What you have to do =
Your task is to copy the material exactly.

[Dataset items]
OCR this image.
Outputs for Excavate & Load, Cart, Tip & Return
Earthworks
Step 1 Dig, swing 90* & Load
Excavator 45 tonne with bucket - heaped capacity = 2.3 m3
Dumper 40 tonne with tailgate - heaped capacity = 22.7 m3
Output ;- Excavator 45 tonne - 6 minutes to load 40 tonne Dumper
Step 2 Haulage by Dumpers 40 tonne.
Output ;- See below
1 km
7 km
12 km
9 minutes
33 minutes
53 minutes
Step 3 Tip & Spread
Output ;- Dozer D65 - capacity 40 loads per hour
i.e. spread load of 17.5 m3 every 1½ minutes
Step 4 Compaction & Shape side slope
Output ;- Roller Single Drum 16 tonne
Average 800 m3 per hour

The solution =
OCR this image.
Outputs for Excavate & Load, Cart, Tip & Return
Earthworks
Step 1 Dig, swing 90* & Load
Excavator 45 tonne with bucket - heaped capacity = 2.3 m3
Dumper 40 tonne with tailgate - heaped capacity = 22.7 m3
Output ;- Excavator 45 tonne - 6 minutes to load 40 tonne Dumper
Step 2 Haulage by Dumpers 40 tonne.
Output ;- See below
1 km
7 km
12 km
9 minutes
33 minutes
53 minutes
Step 3 Tip & Spread
Output ;- Dozer D65 - capacity 40 loads per hour
i.e. spread load of 17.5 m3 every 1½ minutes
Step 4 Compaction & Shape side slope
Output ;- Roller Single Drum 16 tonne
Average 800 m3 per hour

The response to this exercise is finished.